◆ Task statement:
Gather the lines from the material that contain "через".

◆ Information shown:
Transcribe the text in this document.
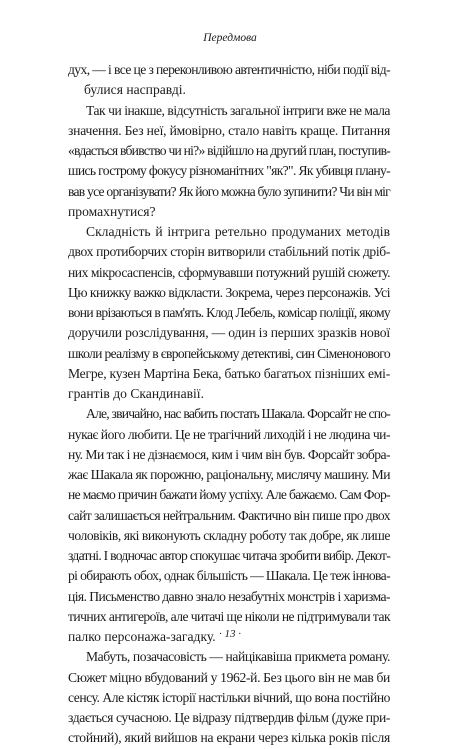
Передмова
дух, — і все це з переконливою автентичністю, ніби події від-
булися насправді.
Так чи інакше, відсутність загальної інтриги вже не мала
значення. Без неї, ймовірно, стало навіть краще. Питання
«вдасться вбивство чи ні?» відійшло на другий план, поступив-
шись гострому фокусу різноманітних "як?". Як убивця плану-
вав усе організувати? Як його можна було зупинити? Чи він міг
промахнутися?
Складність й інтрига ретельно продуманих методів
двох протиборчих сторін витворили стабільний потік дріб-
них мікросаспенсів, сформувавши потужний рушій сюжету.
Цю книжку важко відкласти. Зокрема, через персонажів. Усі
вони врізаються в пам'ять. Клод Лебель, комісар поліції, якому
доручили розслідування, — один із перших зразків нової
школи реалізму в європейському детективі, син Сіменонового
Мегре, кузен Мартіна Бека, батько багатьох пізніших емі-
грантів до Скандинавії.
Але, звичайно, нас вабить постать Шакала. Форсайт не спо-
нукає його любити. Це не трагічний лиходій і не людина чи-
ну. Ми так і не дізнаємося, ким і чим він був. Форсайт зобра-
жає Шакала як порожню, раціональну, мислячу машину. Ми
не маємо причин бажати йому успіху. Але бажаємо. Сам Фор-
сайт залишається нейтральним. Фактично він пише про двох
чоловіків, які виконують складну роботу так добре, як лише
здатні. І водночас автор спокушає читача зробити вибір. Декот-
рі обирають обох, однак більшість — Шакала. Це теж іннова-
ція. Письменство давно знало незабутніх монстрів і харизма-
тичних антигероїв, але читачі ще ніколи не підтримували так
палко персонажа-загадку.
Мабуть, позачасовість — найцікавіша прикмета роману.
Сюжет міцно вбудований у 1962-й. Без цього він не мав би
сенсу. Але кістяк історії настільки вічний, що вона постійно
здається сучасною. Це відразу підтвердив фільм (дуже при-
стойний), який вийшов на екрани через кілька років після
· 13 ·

◆ Result:
Цю книжку важко відкласти. Зокрема, через персонажів. Усі
стойний), який вийшов на екрани через кілька років після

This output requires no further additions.